Task details:
Of the lines in this material, how many contain "channels"? Answer with a single number only.

Dataset rows:
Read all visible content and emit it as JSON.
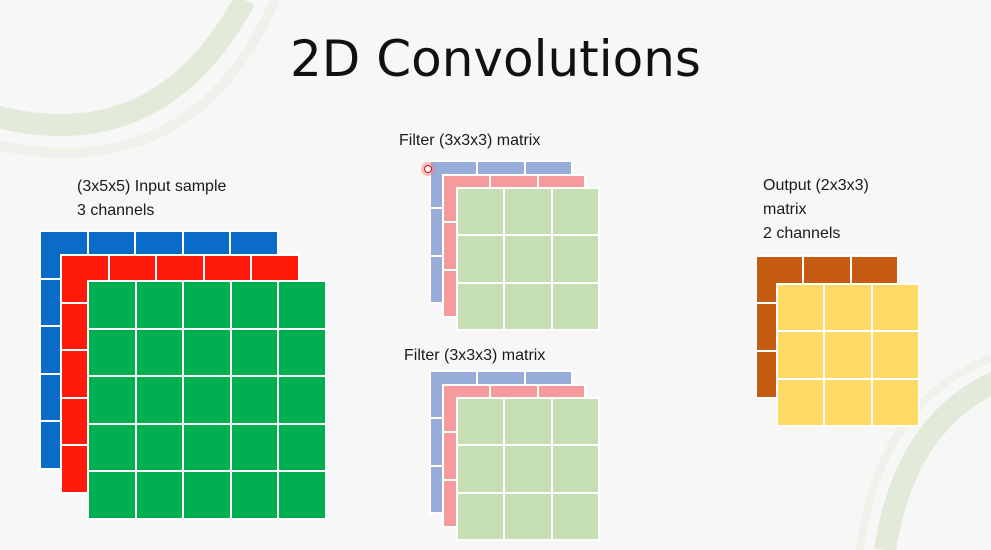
{
  "slide": {
    "title": "2D Convolutions",
    "input": {
      "label_line1": "(3x5x5) Input sample",
      "label_line2": "3 channels",
      "rows": 5,
      "cols": 5,
      "channel_colors": [
        "#0a6cc6",
        "#ff1a0a",
        "#00b050"
      ]
    },
    "filters": [
      {
        "label": "Filter (3x3x3) matrix",
        "rows": 3,
        "cols": 3,
        "channel_colors": [
          "#97acd8",
          "#f59b9e",
          "#c6dfb5"
        ]
      },
      {
        "label": "Filter (3x3x3) matrix",
        "rows": 3,
        "cols": 3,
        "channel_colors": [
          "#97acd8",
          "#f59b9e",
          "#c6dfb5"
        ]
      }
    ],
    "output": {
      "label_line1": "Output (2x3x3)",
      "label_line2": "matrix",
      "label_line3": "2 channels",
      "rows": 3,
      "cols": 3,
      "channel_colors": [
        "#c55a11",
        "#fed966"
      ]
    },
    "decoration_color": "#d7e3cc"
  }
}
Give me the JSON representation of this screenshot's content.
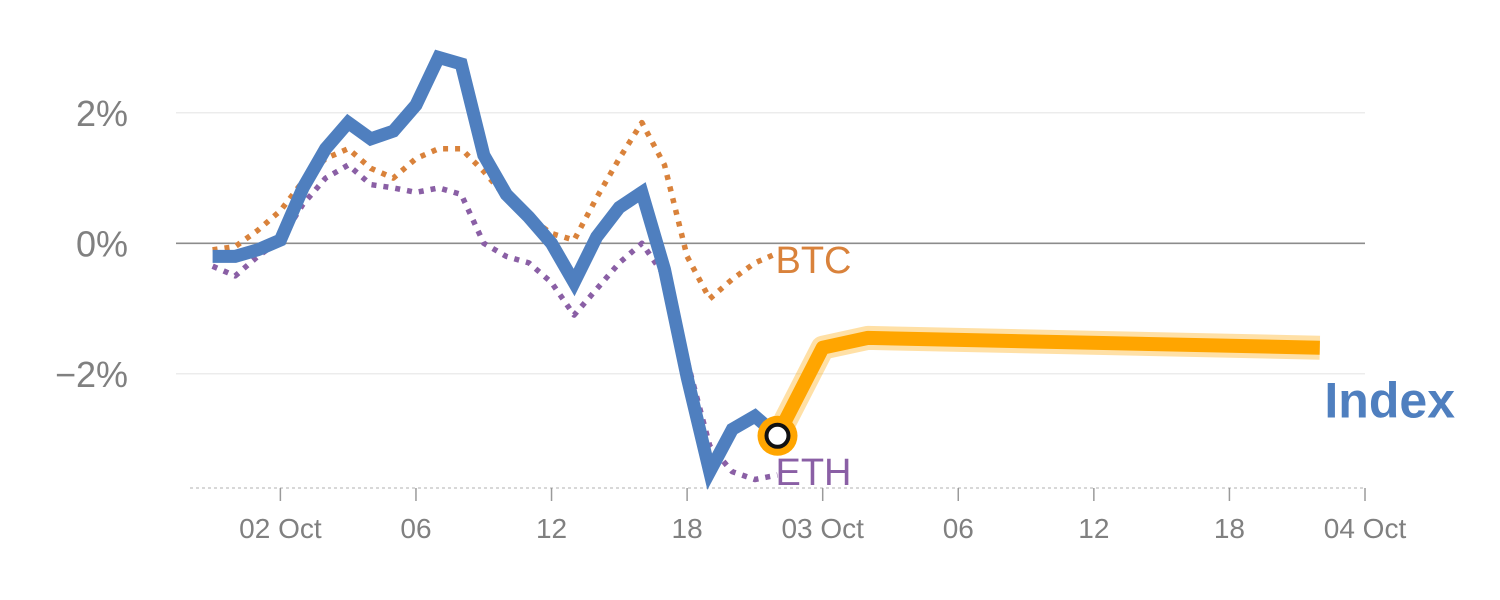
{
  "chart_data": {
    "type": "line",
    "title": "",
    "xlabel": "",
    "ylabel": "",
    "y_unit": "%",
    "ylim": [
      -3.75,
      3.3
    ],
    "y_ticks": [
      {
        "value": 2,
        "label": "2%"
      },
      {
        "value": 0,
        "label": "0%"
      },
      {
        "value": -2,
        "label": "−2%"
      }
    ],
    "x_range": [
      "01 Oct 20:00",
      "04 Oct 00:00"
    ],
    "x_ticks": [
      {
        "time": "02 Oct 00:00",
        "label": "02 Oct"
      },
      {
        "time": "02 Oct 06:00",
        "label": "06"
      },
      {
        "time": "02 Oct 12:00",
        "label": "12"
      },
      {
        "time": "02 Oct 18:00",
        "label": "18"
      },
      {
        "time": "03 Oct 00:00",
        "label": "03 Oct"
      },
      {
        "time": "03 Oct 06:00",
        "label": "06"
      },
      {
        "time": "03 Oct 12:00",
        "label": "12"
      },
      {
        "time": "03 Oct 18:00",
        "label": "18"
      },
      {
        "time": "04 Oct 00:00",
        "label": "04 Oct"
      }
    ],
    "grid": true,
    "colors": {
      "index": "#4f7fbf",
      "forecast": "#ffa500",
      "btc": "#d9823b",
      "eth": "#8a5fa5",
      "zero_line": "#8c8c8c",
      "grid": "#e6e6e6",
      "tick_text": "#808080"
    },
    "series": [
      {
        "name": "Index",
        "style": "solid",
        "points": [
          [
            "01 Oct 21:00",
            -0.2
          ],
          [
            "01 Oct 22:00",
            -0.2
          ],
          [
            "01 Oct 23:00",
            -0.1
          ],
          [
            "02 Oct 00:00",
            0.05
          ],
          [
            "02 Oct 01:00",
            0.85
          ],
          [
            "02 Oct 02:00",
            1.45
          ],
          [
            "02 Oct 03:00",
            1.85
          ],
          [
            "02 Oct 04:00",
            1.6
          ],
          [
            "02 Oct 05:00",
            1.72
          ],
          [
            "02 Oct 06:00",
            2.12
          ],
          [
            "02 Oct 07:00",
            2.85
          ],
          [
            "02 Oct 08:00",
            2.75
          ],
          [
            "02 Oct 09:00",
            1.35
          ],
          [
            "02 Oct 10:00",
            0.75
          ],
          [
            "02 Oct 11:00",
            0.4
          ],
          [
            "02 Oct 12:00",
            0.0
          ],
          [
            "02 Oct 13:00",
            -0.6
          ],
          [
            "02 Oct 14:00",
            0.1
          ],
          [
            "02 Oct 15:00",
            0.55
          ],
          [
            "02 Oct 16:00",
            0.78
          ],
          [
            "02 Oct 17:00",
            -0.4
          ],
          [
            "02 Oct 18:00",
            -2.05
          ],
          [
            "02 Oct 19:00",
            -3.5
          ],
          [
            "02 Oct 20:00",
            -2.85
          ],
          [
            "02 Oct 21:00",
            -2.65
          ],
          [
            "02 Oct 22:00",
            -2.95
          ]
        ]
      },
      {
        "name": "Index forecast",
        "style": "highlight",
        "points": [
          [
            "02 Oct 22:00",
            -2.95
          ],
          [
            "03 Oct 00:00",
            -1.6
          ],
          [
            "03 Oct 02:00",
            -1.45
          ],
          [
            "03 Oct 22:00",
            -1.6
          ]
        ]
      },
      {
        "name": "BTC",
        "style": "dotted",
        "points": [
          [
            "01 Oct 21:00",
            -0.1
          ],
          [
            "01 Oct 22:00",
            -0.05
          ],
          [
            "01 Oct 23:00",
            0.2
          ],
          [
            "02 Oct 00:00",
            0.5
          ],
          [
            "02 Oct 01:00",
            0.95
          ],
          [
            "02 Oct 02:00",
            1.3
          ],
          [
            "02 Oct 03:00",
            1.45
          ],
          [
            "02 Oct 04:00",
            1.15
          ],
          [
            "02 Oct 05:00",
            1.0
          ],
          [
            "02 Oct 06:00",
            1.3
          ],
          [
            "02 Oct 07:00",
            1.45
          ],
          [
            "02 Oct 08:00",
            1.45
          ],
          [
            "02 Oct 09:00",
            1.1
          ],
          [
            "02 Oct 10:00",
            0.7
          ],
          [
            "02 Oct 11:00",
            0.4
          ],
          [
            "02 Oct 12:00",
            0.15
          ],
          [
            "02 Oct 13:00",
            0.05
          ],
          [
            "02 Oct 14:00",
            0.7
          ],
          [
            "02 Oct 15:00",
            1.3
          ],
          [
            "02 Oct 16:00",
            1.85
          ],
          [
            "02 Oct 17:00",
            1.2
          ],
          [
            "02 Oct 18:00",
            -0.2
          ],
          [
            "02 Oct 19:00",
            -0.85
          ],
          [
            "02 Oct 20:00",
            -0.55
          ],
          [
            "02 Oct 21:00",
            -0.3
          ],
          [
            "02 Oct 22:00",
            -0.15
          ]
        ]
      },
      {
        "name": "ETH",
        "style": "dotted",
        "points": [
          [
            "01 Oct 21:00",
            -0.35
          ],
          [
            "01 Oct 22:00",
            -0.5
          ],
          [
            "01 Oct 23:00",
            -0.2
          ],
          [
            "02 Oct 00:00",
            0.05
          ],
          [
            "02 Oct 01:00",
            0.6
          ],
          [
            "02 Oct 02:00",
            1.0
          ],
          [
            "02 Oct 03:00",
            1.2
          ],
          [
            "02 Oct 04:00",
            0.9
          ],
          [
            "02 Oct 05:00",
            0.85
          ],
          [
            "02 Oct 06:00",
            0.78
          ],
          [
            "02 Oct 07:00",
            0.85
          ],
          [
            "02 Oct 08:00",
            0.75
          ],
          [
            "02 Oct 09:00",
            0.0
          ],
          [
            "02 Oct 10:00",
            -0.2
          ],
          [
            "02 Oct 11:00",
            -0.3
          ],
          [
            "02 Oct 12:00",
            -0.6
          ],
          [
            "02 Oct 13:00",
            -1.1
          ],
          [
            "02 Oct 14:00",
            -0.7
          ],
          [
            "02 Oct 15:00",
            -0.3
          ],
          [
            "02 Oct 16:00",
            0.0
          ],
          [
            "02 Oct 17:00",
            -0.5
          ],
          [
            "02 Oct 18:00",
            -1.8
          ],
          [
            "02 Oct 19:00",
            -3.1
          ],
          [
            "02 Oct 20:00",
            -3.5
          ],
          [
            "02 Oct 21:00",
            -3.62
          ],
          [
            "02 Oct 22:00",
            -3.55
          ]
        ]
      }
    ],
    "marker": {
      "time": "02 Oct 22:00",
      "value": -2.95
    },
    "labels": {
      "btc": "BTC",
      "eth": "ETH",
      "index": "Index"
    }
  }
}
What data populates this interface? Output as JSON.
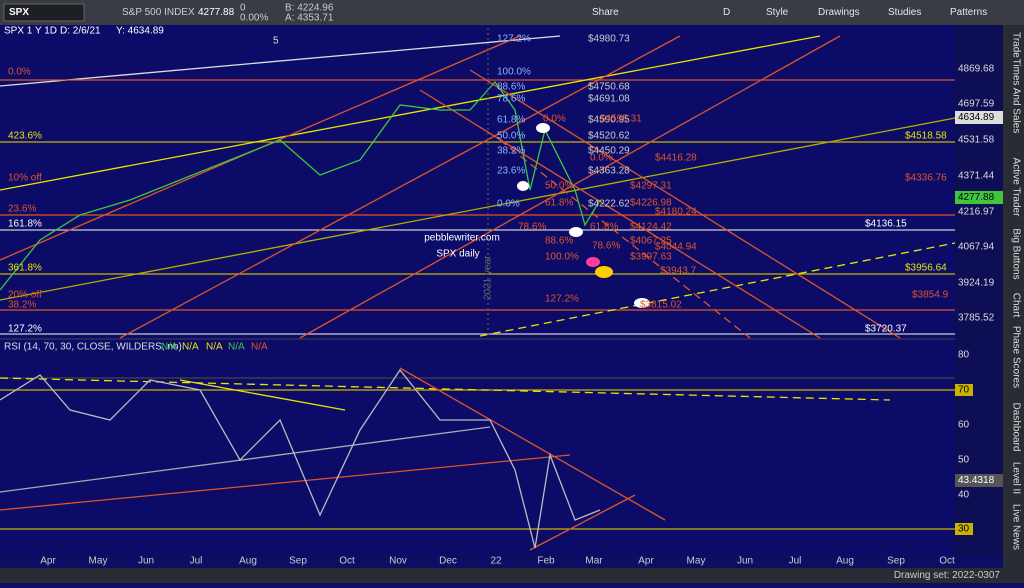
{
  "toolbar": {
    "symbol": "SPX",
    "name": "S&P 500 INDEX",
    "price": "4277.88",
    "change": "0",
    "change_pct": "0.00%",
    "bid": "B: 4224.96",
    "ask": "A: 4353.71",
    "buttons": [
      "Share",
      "D",
      "Style",
      "Drawings",
      "Studies",
      "Patterns"
    ]
  },
  "chart": {
    "header": [
      "SPX 1 Y 1D",
      "D: 2/6/21",
      "Y: 4634.89"
    ],
    "watermark": [
      "pebblewriter.com",
      "SPX daily",
      "5",
      "2021 year"
    ],
    "price_axis": [
      "4869.68",
      "4697.59",
      "4531.58",
      "4371.44",
      "4216.97",
      "4067.94",
      "3924.19",
      "3785.52"
    ],
    "price_tags": [
      "4634.89",
      "4277.88"
    ],
    "left_labels": [
      "0.0%",
      "423.6%",
      "10% off",
      "23.6%",
      "161.8%",
      "361.8%",
      "20% off",
      "38.2%",
      "127.2%"
    ],
    "fib_labels": [
      "127.2%",
      "100.0%",
      "88.6%",
      "78.6%",
      "61.8%",
      "50.0%",
      "38.2%",
      "23.6%",
      "0.0%"
    ],
    "fib_prices": [
      "$4980.73",
      "$4750.68",
      "$4691.08",
      "$4590.95",
      "$4520.62",
      "$4450.29",
      "$4363.28",
      "$4222.62"
    ],
    "red_fib_labels": [
      "0.0%",
      "0.0%",
      "50.0%",
      "61.8%",
      "78.6%",
      "61.8%",
      "88.6%",
      "100.0%",
      "78.6%",
      "127.2%"
    ],
    "red_prices": [
      "$4595.31",
      "$4416.28",
      "$4297.31",
      "$4226.98",
      "$4180.24",
      "$4124.42",
      "$4067.25",
      "$4044.94",
      "$3997.63",
      "$3943.7",
      "$3815.02",
      "$4336.76",
      "$3854.9"
    ],
    "right_prices": [
      "$4518.58",
      "$4136.15",
      "$3956.64",
      "$3720.37"
    ]
  },
  "rsi": {
    "header": "RSI (14, 70, 30, CLOSE, WILDERS, no)",
    "na": [
      "N/A",
      "N/A",
      "N/A",
      "N/A",
      "N/A"
    ],
    "axis": [
      "80",
      "70",
      "60",
      "50",
      "40",
      "30"
    ],
    "tag": "43.4318"
  },
  "x_axis": [
    "Apr",
    "May",
    "Jun",
    "Jul",
    "Aug",
    "Sep",
    "Oct",
    "Nov",
    "Dec",
    "22",
    "Feb",
    "Mar",
    "Apr",
    "May",
    "Jun",
    "Jul",
    "Aug",
    "Sep",
    "Oct"
  ],
  "footer": {
    "drawing_set": "Drawing set: 2022-0307"
  },
  "sidebar": [
    "Trade",
    "Times And Sales",
    "Active Trader",
    "Big Buttons",
    "Chart",
    "Phase Scores",
    "Dashboard",
    "Level II",
    "Live News"
  ]
}
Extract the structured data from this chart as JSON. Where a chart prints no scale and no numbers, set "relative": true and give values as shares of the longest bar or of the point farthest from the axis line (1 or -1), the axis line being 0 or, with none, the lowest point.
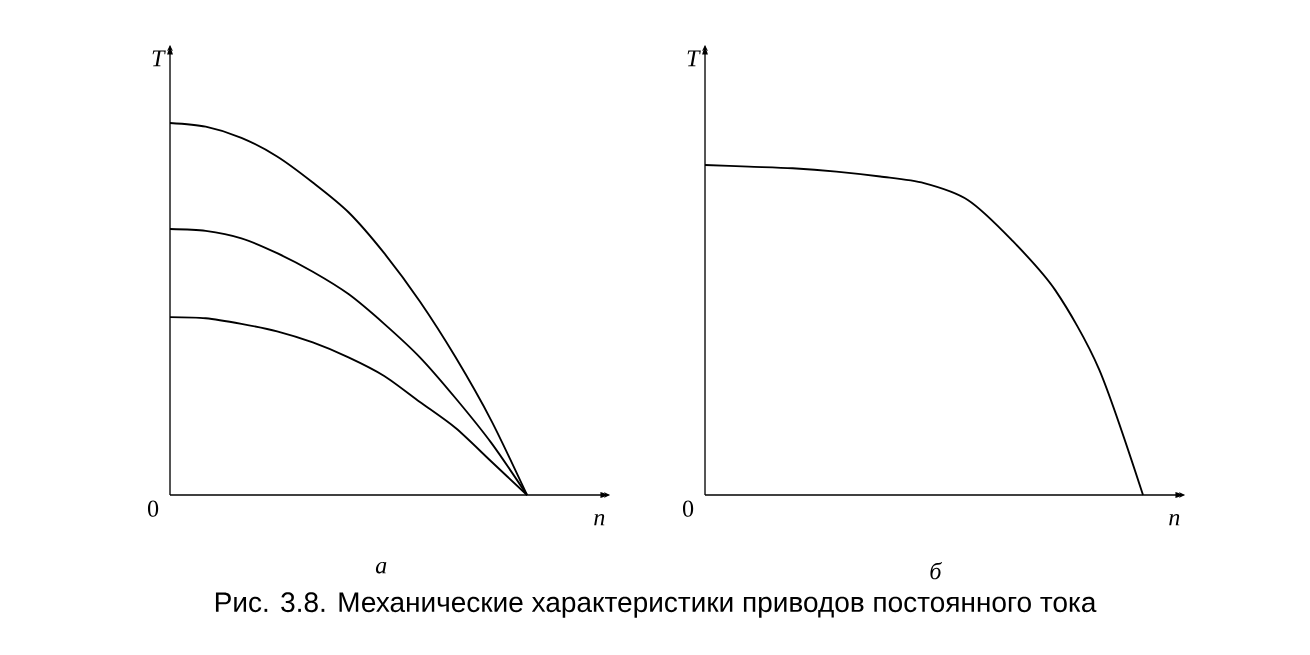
{
  "chart_data": [
    {
      "type": "line",
      "relative": true,
      "xlabel": "n",
      "ylabel": "T",
      "subtitle": "а",
      "categories": [
        null,
        null,
        null,
        null,
        null,
        null,
        null,
        null,
        null,
        null,
        null
      ],
      "series": [
        {
          "color": "#000000",
          "values": [
            1,
            0.99,
            0.96,
            0.91,
            0.84,
            0.76,
            0.65,
            0.52,
            0.37,
            0.2,
            0
          ]
        },
        {
          "color": "#000000",
          "values": [
            0.715,
            0.71,
            0.69,
            0.65,
            0.6,
            0.54,
            0.46,
            0.37,
            0.26,
            0.14,
            0
          ]
        },
        {
          "color": "#000000",
          "values": [
            0.478,
            0.475,
            0.46,
            0.44,
            0.41,
            0.37,
            0.32,
            0.25,
            0.18,
            0.09,
            0
          ]
        }
      ],
      "annotations": [
        "0",
        "Рис. 3.8. Механические характеристики приводов постоянного тока"
      ]
    },
    {
      "type": "line",
      "relative": true,
      "xlabel": "n",
      "ylabel": "T",
      "subtitle": "б",
      "categories": [
        null,
        null,
        null,
        null,
        null,
        null,
        null,
        null,
        null,
        null,
        null
      ],
      "series": [
        {
          "color": "#000000",
          "values": [
            1,
            0.995,
            0.99,
            0.98,
            0.965,
            0.945,
            0.894,
            0.773,
            0.62,
            0.38,
            0
          ]
        }
      ],
      "annotations": [
        "0"
      ]
    }
  ]
}
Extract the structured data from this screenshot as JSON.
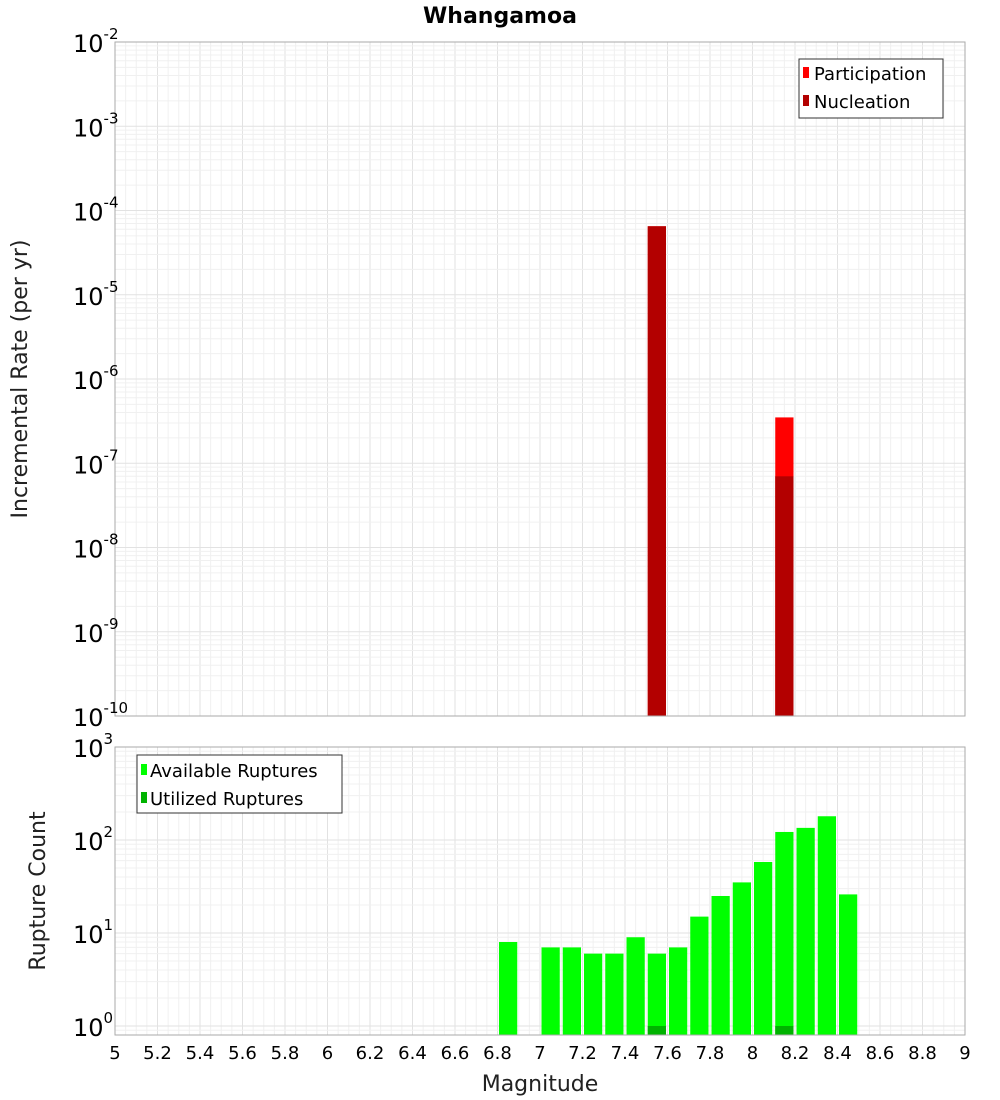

Response to the task:
2